## Your task
Identify each line below that contains the word "emoji", and copy it out.

## Stored entries
═══
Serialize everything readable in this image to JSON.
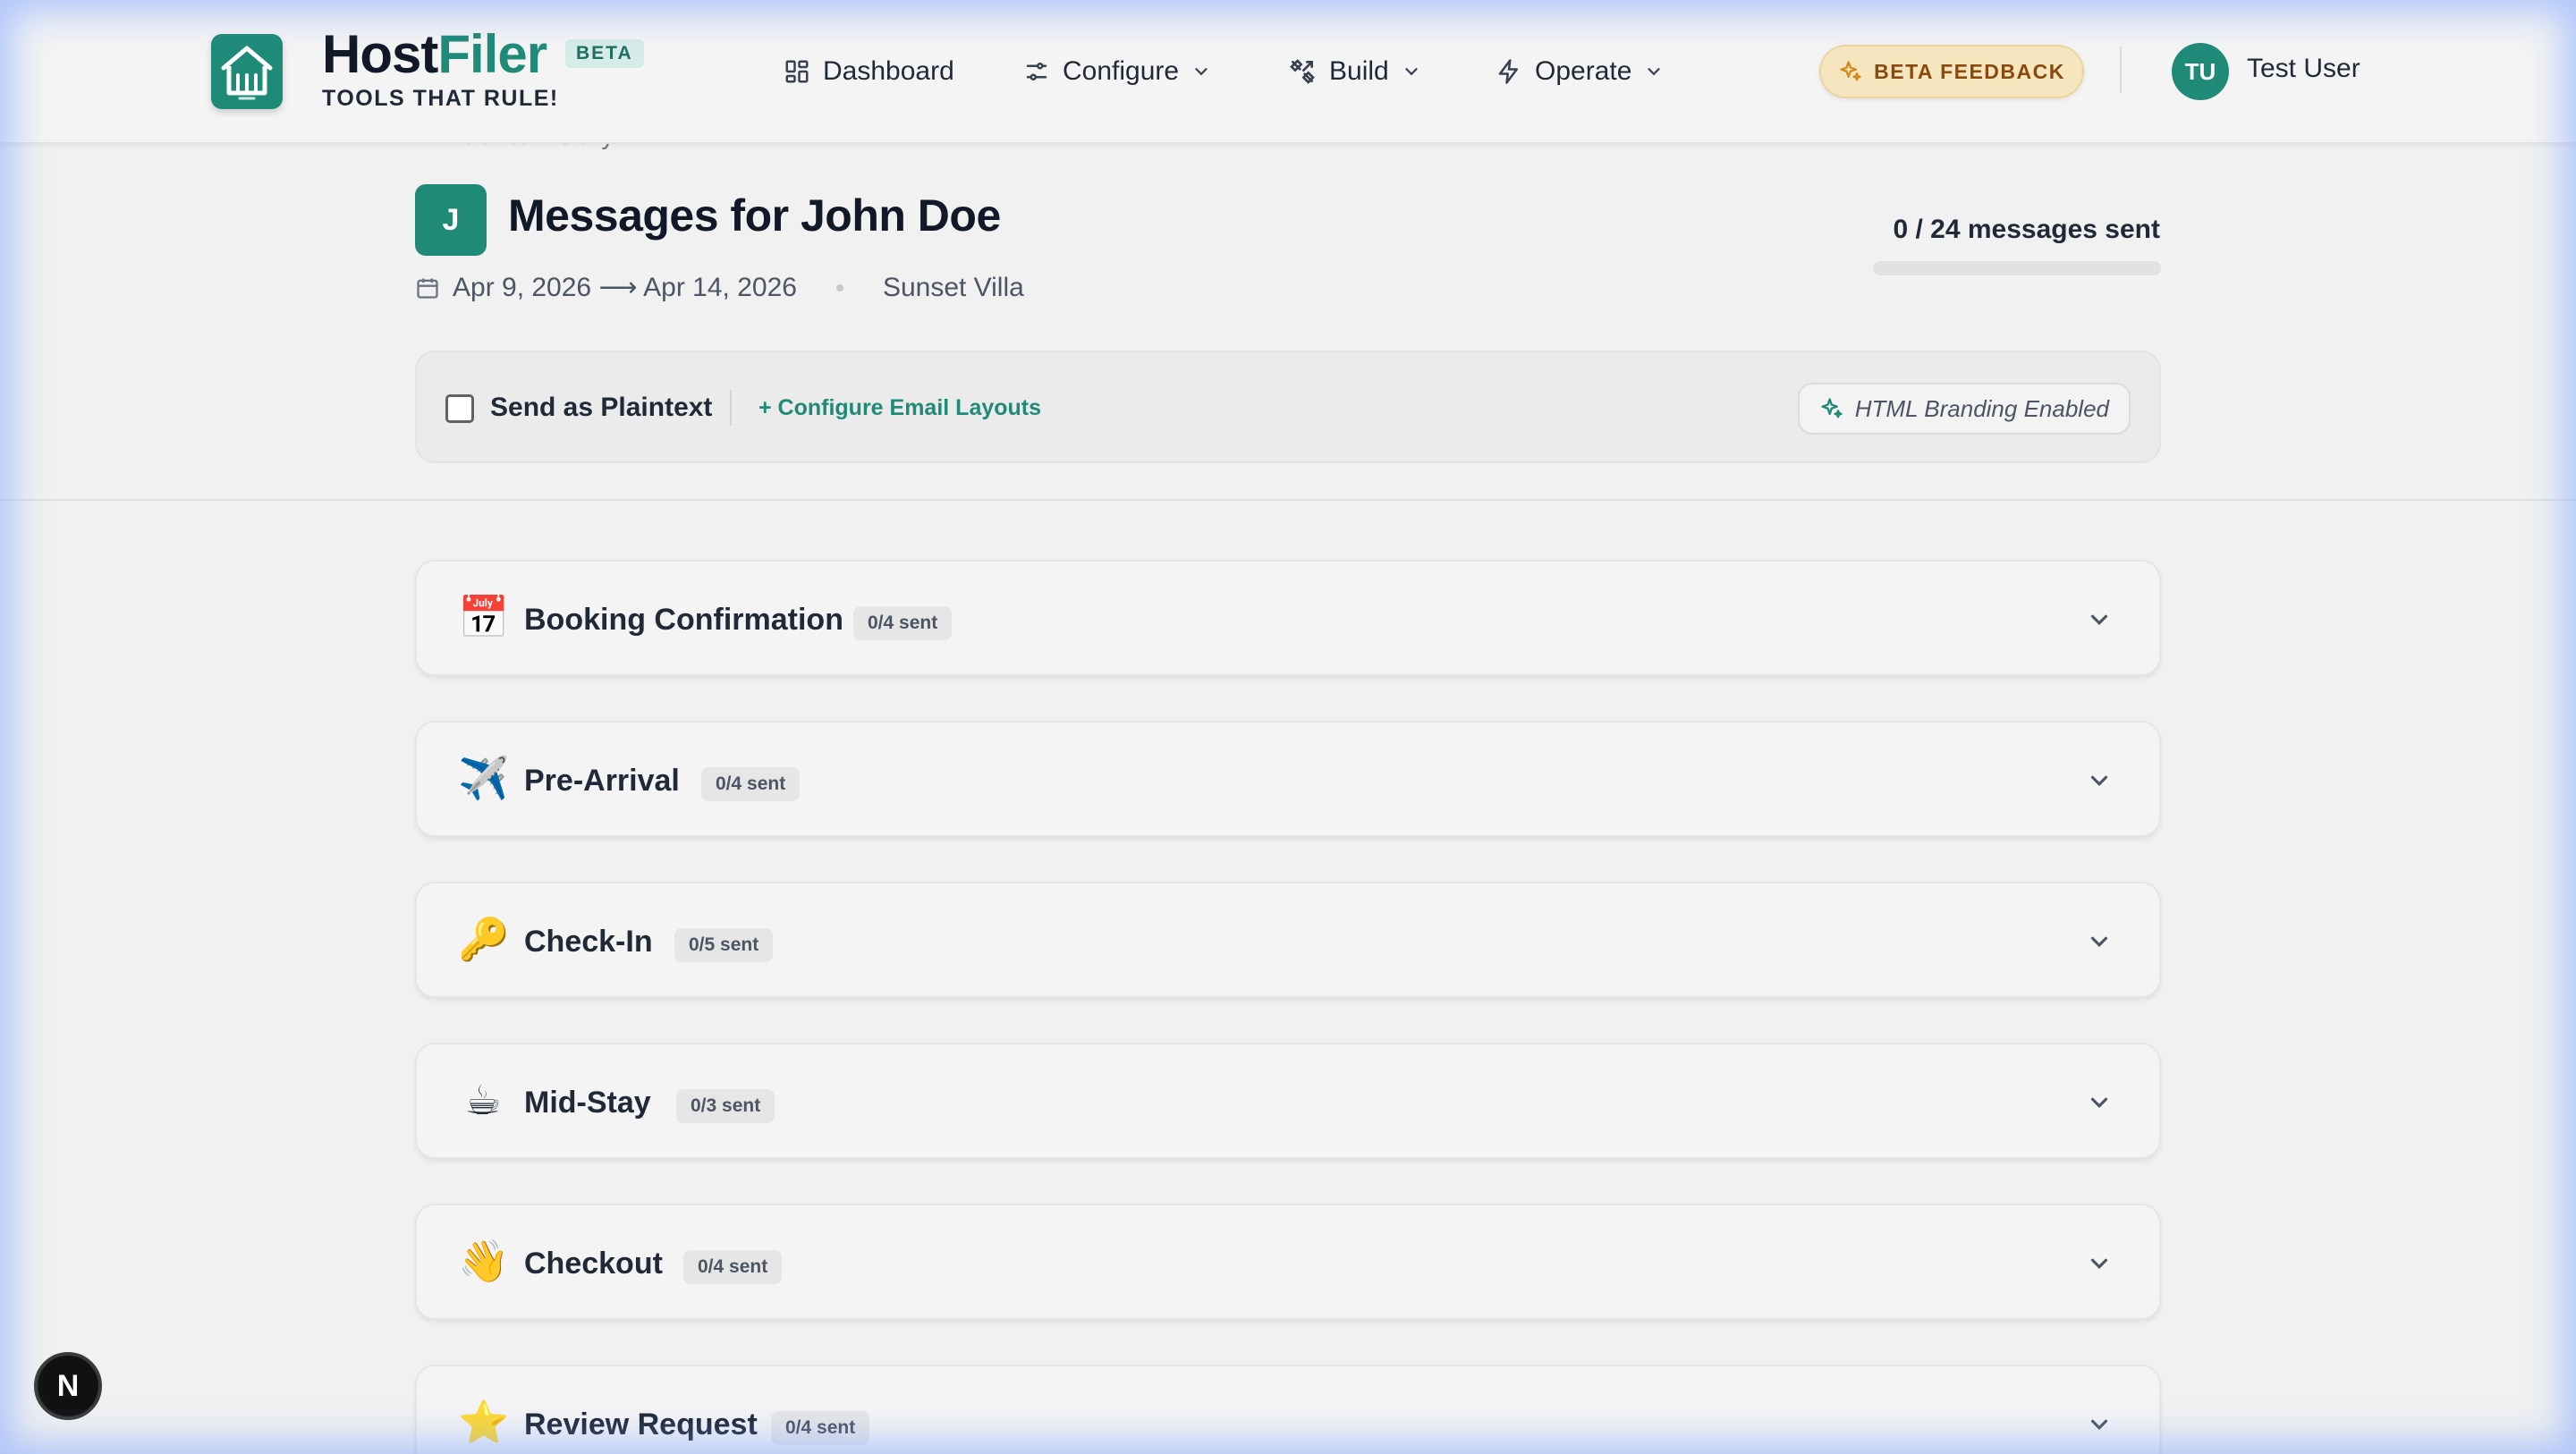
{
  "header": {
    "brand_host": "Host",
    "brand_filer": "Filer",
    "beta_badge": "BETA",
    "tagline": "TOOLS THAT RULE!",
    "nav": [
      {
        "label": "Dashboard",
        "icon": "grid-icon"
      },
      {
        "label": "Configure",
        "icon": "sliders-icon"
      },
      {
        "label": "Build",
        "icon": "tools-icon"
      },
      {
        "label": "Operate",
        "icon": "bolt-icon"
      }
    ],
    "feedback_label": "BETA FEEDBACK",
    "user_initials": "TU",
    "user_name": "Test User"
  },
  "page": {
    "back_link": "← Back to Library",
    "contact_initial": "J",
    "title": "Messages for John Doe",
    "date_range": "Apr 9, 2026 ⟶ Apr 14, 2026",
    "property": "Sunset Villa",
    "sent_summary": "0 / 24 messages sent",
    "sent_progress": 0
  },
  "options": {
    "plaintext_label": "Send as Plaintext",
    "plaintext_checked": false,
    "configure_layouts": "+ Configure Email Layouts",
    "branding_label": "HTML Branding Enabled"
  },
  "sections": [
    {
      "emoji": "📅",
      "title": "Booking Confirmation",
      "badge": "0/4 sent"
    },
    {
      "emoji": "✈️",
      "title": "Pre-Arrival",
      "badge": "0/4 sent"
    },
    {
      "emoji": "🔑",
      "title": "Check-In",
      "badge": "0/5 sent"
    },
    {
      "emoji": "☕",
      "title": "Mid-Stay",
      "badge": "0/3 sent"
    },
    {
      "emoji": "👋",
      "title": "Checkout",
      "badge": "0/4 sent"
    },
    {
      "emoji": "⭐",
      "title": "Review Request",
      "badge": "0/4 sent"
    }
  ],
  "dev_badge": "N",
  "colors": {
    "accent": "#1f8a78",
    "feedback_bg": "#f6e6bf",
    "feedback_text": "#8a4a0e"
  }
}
═══
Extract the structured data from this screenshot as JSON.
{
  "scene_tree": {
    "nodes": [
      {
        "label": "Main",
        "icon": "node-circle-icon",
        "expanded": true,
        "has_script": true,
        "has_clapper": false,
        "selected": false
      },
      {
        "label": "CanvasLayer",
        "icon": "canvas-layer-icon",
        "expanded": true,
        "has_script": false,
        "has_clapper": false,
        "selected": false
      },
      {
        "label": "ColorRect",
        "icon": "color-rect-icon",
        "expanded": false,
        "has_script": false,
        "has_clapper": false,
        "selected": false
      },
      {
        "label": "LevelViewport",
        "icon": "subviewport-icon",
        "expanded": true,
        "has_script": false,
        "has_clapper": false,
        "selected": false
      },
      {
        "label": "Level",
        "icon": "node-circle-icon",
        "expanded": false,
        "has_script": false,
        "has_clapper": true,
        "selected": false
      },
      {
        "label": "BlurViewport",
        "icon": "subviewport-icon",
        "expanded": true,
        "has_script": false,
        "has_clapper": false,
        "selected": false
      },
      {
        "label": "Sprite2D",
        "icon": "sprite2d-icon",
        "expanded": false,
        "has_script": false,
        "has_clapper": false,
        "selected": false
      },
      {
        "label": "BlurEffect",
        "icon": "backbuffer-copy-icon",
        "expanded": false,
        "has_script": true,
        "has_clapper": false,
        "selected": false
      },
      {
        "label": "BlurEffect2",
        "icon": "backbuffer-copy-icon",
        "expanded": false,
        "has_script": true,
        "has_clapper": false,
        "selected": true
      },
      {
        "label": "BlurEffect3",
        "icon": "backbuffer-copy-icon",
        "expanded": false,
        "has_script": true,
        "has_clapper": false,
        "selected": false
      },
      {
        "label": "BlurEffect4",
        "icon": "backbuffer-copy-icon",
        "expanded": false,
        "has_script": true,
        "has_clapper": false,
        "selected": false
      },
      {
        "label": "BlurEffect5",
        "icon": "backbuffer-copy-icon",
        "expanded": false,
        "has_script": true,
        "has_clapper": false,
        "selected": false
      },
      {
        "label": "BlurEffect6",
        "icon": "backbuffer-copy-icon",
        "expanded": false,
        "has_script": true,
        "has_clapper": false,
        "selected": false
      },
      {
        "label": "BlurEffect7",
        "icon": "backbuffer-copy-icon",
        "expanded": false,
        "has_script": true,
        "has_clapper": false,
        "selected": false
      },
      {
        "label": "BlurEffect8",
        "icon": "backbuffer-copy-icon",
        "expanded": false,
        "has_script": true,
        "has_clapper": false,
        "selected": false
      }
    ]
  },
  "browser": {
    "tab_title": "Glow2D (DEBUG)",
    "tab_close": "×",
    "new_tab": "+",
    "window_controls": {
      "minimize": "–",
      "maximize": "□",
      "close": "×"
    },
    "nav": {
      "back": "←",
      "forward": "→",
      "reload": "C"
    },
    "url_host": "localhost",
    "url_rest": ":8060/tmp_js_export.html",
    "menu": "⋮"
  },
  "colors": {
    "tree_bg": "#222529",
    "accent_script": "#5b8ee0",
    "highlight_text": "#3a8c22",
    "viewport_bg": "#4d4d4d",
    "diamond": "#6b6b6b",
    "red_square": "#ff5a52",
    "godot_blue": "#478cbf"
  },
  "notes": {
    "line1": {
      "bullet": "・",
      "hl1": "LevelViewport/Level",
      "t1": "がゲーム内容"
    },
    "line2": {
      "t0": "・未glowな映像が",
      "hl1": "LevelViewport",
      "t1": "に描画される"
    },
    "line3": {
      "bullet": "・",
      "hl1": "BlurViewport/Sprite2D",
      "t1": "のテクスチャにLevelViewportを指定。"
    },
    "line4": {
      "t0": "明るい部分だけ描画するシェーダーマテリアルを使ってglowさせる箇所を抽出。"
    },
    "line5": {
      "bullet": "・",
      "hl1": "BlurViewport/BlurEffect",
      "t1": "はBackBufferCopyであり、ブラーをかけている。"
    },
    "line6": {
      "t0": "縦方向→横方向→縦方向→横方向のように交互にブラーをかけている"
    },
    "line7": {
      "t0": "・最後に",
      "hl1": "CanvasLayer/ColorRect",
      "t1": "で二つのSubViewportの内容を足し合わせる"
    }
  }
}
═══
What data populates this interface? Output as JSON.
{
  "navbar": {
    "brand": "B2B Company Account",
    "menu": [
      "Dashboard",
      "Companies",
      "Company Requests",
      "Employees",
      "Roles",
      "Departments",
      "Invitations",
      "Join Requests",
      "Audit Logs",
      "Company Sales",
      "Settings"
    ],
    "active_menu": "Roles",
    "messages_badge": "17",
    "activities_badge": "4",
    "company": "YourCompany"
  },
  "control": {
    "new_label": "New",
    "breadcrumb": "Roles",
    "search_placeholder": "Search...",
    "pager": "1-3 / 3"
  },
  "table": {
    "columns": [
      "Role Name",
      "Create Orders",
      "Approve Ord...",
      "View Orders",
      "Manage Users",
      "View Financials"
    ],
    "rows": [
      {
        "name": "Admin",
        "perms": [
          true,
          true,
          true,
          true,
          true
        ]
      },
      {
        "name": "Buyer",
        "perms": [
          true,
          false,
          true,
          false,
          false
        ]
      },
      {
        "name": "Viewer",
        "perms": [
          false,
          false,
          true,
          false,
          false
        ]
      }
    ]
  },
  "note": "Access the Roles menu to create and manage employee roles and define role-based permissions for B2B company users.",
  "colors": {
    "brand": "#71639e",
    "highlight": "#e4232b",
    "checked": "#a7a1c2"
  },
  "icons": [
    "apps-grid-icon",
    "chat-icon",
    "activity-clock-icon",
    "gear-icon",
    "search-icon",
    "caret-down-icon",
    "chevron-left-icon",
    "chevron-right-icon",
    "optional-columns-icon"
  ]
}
═══
## Reply to the exercise
      "emoji": "📅",
      "emoji": "✈️",
      "emoji": "🔑",
      "emoji": "☕",
      "emoji": "👋",
      "emoji": "⭐",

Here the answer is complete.